▶

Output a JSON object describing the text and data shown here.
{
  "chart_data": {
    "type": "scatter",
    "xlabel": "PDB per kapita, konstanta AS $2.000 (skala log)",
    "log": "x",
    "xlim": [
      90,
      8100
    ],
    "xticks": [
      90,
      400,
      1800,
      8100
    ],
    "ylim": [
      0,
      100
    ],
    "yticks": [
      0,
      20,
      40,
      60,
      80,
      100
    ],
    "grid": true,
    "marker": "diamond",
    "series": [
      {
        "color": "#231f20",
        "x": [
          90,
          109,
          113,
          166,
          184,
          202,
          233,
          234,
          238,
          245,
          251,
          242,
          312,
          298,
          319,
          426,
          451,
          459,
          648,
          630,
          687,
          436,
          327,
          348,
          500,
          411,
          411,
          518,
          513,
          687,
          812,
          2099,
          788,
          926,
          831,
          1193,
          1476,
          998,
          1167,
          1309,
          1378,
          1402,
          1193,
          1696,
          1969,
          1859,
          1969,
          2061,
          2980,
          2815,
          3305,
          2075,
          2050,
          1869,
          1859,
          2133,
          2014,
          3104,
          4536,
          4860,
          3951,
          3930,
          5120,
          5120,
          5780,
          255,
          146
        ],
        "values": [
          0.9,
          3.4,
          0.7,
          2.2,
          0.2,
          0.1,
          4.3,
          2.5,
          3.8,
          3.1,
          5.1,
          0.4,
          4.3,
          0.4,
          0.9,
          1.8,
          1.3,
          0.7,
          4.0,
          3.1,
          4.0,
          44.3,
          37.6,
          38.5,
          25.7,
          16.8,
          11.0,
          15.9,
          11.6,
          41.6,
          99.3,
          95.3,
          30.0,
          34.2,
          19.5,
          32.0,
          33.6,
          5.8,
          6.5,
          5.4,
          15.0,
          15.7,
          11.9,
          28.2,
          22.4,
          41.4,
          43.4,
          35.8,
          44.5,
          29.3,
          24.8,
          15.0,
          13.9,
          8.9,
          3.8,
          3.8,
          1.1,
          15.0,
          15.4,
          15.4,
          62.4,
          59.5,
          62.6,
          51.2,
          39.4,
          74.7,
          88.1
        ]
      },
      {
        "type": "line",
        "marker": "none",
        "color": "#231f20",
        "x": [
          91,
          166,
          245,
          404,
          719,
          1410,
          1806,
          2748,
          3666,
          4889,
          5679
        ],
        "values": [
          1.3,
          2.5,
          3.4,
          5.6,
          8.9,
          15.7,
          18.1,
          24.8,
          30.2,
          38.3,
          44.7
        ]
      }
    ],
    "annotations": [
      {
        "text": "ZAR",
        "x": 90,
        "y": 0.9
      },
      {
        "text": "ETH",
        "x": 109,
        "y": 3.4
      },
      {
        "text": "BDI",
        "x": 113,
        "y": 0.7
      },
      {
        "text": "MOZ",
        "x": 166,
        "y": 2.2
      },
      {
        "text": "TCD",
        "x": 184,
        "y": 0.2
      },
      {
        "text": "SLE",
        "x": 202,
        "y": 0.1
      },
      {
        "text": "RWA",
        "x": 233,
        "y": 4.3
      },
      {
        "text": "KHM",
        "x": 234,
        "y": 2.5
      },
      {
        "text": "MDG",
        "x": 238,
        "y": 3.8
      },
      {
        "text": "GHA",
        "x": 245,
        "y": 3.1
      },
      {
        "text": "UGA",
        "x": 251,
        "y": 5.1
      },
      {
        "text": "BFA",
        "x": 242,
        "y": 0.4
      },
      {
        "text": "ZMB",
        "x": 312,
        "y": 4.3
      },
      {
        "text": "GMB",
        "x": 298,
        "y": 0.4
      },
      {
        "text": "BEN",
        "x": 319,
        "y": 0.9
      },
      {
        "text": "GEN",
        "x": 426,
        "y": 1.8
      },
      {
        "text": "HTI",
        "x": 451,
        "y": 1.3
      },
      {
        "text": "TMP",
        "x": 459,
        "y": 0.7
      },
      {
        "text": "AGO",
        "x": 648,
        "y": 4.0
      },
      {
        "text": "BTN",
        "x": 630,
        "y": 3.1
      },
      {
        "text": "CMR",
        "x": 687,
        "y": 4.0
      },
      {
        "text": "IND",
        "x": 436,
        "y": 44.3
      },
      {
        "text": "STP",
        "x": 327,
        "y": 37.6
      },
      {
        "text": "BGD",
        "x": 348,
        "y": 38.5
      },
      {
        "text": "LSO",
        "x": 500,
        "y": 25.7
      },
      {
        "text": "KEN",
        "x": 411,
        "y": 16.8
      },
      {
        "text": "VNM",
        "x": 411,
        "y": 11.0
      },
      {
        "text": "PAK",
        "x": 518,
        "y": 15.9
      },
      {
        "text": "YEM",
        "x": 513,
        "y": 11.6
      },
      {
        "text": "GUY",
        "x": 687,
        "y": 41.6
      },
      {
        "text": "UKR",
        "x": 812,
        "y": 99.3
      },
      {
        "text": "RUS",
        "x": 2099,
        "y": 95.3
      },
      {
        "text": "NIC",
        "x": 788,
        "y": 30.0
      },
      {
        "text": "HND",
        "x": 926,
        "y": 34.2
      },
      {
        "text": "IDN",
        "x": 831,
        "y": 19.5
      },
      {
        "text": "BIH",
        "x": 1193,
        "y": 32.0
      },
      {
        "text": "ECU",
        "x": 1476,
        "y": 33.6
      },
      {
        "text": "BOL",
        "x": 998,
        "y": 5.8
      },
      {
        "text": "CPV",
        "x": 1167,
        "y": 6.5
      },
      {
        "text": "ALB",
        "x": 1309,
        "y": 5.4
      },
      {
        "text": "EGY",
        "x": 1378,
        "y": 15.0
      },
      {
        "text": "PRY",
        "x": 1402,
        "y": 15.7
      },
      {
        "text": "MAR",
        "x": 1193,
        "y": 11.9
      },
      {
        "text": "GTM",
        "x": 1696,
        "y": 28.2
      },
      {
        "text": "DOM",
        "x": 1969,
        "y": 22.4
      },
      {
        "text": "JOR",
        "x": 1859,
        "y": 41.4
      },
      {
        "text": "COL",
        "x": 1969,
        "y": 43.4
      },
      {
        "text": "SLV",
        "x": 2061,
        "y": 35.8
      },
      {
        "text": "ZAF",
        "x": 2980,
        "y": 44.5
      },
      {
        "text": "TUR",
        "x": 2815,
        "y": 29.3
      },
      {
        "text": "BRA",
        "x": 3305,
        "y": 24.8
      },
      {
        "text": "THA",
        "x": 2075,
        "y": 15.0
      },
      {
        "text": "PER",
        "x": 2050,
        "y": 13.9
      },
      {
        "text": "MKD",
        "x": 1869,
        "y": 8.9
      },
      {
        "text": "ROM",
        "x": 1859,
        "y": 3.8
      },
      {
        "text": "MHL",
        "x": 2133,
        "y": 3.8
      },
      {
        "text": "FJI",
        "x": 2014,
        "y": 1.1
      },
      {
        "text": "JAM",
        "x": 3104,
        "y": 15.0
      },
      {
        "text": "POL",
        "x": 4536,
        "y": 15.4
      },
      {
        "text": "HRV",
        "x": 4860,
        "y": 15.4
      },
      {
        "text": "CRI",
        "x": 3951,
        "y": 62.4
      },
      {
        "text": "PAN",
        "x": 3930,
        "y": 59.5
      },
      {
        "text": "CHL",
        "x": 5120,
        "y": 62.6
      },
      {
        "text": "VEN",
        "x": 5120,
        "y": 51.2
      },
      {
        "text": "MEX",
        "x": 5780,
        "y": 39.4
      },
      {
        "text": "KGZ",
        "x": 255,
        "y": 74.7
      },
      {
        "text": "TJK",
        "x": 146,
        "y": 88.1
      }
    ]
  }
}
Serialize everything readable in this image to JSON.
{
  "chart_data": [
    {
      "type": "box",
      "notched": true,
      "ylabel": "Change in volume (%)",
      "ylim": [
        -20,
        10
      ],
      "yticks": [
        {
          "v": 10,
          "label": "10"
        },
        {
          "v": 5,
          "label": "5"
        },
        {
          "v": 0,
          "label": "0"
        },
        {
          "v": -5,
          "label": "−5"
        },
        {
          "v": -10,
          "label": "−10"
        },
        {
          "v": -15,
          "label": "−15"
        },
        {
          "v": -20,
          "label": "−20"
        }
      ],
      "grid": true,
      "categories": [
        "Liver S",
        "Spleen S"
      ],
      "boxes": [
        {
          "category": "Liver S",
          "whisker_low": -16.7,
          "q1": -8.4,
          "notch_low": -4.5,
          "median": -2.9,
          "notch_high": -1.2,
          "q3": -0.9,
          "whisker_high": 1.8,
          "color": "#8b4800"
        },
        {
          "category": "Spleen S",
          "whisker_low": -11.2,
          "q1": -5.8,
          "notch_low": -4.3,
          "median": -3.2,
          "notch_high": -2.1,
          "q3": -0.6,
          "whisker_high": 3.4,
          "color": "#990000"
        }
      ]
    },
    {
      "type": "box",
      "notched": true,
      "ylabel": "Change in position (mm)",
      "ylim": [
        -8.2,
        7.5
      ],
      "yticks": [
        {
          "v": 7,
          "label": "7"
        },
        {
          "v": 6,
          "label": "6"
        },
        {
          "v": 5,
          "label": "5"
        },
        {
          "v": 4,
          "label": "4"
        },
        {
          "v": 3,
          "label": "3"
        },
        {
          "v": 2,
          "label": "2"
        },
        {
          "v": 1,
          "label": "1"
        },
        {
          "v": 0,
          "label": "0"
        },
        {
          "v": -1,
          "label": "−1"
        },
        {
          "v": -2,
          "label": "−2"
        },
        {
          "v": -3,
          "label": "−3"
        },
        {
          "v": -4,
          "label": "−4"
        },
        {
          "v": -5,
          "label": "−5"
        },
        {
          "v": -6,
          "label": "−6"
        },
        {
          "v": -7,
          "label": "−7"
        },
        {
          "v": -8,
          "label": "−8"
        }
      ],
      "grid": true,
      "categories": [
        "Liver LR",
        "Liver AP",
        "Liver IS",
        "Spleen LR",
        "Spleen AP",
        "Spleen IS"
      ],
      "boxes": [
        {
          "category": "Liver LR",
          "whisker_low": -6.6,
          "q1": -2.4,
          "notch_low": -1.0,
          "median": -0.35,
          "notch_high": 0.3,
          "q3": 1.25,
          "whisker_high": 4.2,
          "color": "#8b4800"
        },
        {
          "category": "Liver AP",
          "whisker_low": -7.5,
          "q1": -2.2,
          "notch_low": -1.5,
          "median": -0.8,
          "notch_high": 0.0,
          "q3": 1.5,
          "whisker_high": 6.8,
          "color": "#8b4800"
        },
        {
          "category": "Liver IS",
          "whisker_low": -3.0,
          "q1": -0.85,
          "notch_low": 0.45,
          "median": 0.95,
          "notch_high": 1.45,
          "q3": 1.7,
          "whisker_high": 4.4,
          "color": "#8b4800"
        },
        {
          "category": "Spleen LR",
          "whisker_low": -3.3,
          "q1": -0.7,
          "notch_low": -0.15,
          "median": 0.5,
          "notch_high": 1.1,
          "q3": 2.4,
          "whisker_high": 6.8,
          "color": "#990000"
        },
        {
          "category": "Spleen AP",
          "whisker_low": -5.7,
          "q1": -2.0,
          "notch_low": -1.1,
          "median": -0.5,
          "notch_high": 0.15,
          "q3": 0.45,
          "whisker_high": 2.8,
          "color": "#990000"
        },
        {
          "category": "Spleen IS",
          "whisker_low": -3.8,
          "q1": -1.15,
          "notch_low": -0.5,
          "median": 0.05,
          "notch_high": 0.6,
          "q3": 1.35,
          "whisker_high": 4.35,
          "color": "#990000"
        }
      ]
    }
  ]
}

◀

» **Your goal**:
Across all the entries, count the lines that contain the word "Spleen" and give the number by itself.

» **Output for this exercise**:
8